[Part of a data file]

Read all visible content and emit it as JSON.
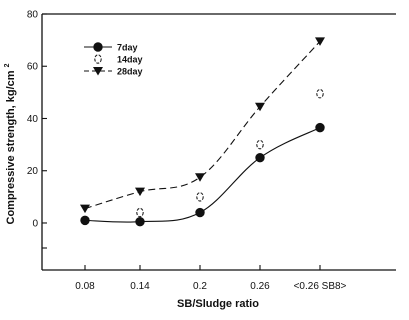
{
  "chart_data": {
    "type": "line",
    "xlabel": "SB/Sludge ratio",
    "ylabel": "Compressive strength, kg/cm",
    "ylabel_sup": "2",
    "categories": [
      "0.08",
      "0.14",
      "0.2",
      "0.26",
      "<0.26 SB8>"
    ],
    "y_ticks": [
      0,
      20,
      40,
      60,
      80
    ],
    "ylim": [
      -18,
      80
    ],
    "grid": false,
    "legend_position": "top-left",
    "series": [
      {
        "name": "7day",
        "values": [
          1,
          0.5,
          4,
          25,
          36.5
        ],
        "marker": "circle-filled",
        "line": "solid",
        "color": "#111111"
      },
      {
        "name": "14day",
        "values": [
          null,
          4,
          10,
          30,
          49.5
        ],
        "marker": "circle-open",
        "line": "none",
        "color": "#111111"
      },
      {
        "name": "28day",
        "values": [
          5.5,
          12,
          17.5,
          44.5,
          69.5
        ],
        "marker": "triangle-down-filled",
        "line": "dashed",
        "color": "#111111"
      }
    ]
  }
}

> _EXERCISE AIM_
Without including any pictures, output all the entries above exactly.

> _ANSWER TO THIS TASK_
Read all visible content and emit it as JSON.
{
  "chart_data": {
    "type": "line",
    "xlabel": "SB/Sludge ratio",
    "ylabel": "Compressive strength, kg/cm",
    "ylabel_sup": "2",
    "categories": [
      "0.08",
      "0.14",
      "0.2",
      "0.26",
      "<0.26 SB8>"
    ],
    "y_ticks": [
      0,
      20,
      40,
      60,
      80
    ],
    "ylim": [
      -18,
      80
    ],
    "grid": false,
    "legend_position": "top-left",
    "series": [
      {
        "name": "7day",
        "values": [
          1,
          0.5,
          4,
          25,
          36.5
        ],
        "marker": "circle-filled",
        "line": "solid",
        "color": "#111111"
      },
      {
        "name": "14day",
        "values": [
          null,
          4,
          10,
          30,
          49.5
        ],
        "marker": "circle-open",
        "line": "none",
        "color": "#111111"
      },
      {
        "name": "28day",
        "values": [
          5.5,
          12,
          17.5,
          44.5,
          69.5
        ],
        "marker": "triangle-down-filled",
        "line": "dashed",
        "color": "#111111"
      }
    ]
  }
}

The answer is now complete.